- **EXERCISE OBJECTIVE**
Copy each line of the material below that includes the string "ابراهيم".
═══ AVAILABLE DATA ═══
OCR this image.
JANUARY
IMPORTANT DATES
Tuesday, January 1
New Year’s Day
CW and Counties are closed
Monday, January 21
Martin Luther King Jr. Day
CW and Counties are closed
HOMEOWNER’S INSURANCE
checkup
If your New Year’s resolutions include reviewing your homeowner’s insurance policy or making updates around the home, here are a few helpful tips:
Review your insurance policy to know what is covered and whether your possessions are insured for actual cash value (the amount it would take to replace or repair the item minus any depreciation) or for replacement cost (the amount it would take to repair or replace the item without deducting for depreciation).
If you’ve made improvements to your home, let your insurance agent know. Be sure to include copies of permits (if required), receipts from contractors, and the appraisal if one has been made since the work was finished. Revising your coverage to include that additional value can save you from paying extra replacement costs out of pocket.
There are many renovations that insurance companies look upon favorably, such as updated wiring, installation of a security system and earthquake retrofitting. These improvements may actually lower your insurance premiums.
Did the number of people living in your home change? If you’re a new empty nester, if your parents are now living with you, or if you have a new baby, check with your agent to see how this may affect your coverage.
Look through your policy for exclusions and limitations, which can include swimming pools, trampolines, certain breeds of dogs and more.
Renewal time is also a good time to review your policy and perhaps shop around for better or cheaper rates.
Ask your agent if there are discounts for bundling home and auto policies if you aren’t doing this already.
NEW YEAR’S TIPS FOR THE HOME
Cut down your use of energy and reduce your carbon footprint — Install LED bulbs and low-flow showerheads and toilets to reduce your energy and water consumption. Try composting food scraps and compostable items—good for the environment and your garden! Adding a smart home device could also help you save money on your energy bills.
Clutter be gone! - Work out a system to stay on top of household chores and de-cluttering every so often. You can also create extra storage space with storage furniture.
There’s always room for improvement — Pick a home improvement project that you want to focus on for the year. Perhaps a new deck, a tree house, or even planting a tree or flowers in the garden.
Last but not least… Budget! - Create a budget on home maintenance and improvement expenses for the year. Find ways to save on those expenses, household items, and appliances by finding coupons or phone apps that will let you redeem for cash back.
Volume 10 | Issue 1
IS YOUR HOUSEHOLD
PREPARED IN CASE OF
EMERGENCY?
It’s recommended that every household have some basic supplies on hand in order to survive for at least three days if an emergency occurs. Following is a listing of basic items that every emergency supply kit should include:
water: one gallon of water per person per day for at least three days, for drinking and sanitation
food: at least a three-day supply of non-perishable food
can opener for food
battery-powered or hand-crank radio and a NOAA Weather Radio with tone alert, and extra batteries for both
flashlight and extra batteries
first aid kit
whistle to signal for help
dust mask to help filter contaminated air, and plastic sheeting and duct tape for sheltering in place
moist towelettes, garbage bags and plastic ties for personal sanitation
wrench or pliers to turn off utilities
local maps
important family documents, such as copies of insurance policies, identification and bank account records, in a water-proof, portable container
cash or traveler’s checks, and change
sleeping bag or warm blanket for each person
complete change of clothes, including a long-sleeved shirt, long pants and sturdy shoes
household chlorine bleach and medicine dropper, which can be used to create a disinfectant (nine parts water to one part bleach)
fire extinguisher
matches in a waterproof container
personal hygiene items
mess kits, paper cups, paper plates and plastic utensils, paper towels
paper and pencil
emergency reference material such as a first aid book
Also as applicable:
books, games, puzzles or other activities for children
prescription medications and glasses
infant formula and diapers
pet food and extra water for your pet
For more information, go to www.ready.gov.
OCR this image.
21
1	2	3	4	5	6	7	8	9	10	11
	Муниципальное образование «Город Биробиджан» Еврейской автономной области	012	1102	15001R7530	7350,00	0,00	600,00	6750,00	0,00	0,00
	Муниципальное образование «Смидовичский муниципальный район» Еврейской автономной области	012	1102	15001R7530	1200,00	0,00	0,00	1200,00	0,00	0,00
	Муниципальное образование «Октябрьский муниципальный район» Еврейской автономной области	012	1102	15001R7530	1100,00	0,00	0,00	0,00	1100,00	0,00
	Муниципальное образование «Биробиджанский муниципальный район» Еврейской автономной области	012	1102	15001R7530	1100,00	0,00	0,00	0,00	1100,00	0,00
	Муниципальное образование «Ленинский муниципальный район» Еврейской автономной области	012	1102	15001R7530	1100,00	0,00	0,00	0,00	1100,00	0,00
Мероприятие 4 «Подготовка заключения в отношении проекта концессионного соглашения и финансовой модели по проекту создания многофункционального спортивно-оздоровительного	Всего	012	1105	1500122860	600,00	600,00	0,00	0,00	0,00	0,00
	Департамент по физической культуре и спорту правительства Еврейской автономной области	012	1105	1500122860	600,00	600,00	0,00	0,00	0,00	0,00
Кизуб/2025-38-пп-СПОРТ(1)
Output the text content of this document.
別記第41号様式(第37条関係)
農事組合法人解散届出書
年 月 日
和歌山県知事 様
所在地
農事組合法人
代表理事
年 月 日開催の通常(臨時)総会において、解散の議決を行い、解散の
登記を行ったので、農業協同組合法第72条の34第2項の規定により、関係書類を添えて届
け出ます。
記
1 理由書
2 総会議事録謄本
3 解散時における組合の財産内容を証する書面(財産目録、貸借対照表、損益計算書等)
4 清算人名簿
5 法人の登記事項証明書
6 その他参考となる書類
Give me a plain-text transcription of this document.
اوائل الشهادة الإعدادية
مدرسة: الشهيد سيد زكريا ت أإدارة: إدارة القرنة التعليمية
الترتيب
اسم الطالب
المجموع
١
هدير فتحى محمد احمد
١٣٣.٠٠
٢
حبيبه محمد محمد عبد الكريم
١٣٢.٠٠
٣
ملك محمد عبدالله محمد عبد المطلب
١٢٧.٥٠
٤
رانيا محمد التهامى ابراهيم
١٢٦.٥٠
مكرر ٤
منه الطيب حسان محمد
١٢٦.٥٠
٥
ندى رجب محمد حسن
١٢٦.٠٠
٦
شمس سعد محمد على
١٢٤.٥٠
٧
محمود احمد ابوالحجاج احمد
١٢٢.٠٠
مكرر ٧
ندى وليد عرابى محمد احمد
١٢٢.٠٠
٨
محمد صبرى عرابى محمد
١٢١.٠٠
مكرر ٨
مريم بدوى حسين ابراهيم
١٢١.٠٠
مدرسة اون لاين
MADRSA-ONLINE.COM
═══
- **RESPONSE**
رانيا محمد التهامى ابراهيم
مريم بدوى حسين ابراهيم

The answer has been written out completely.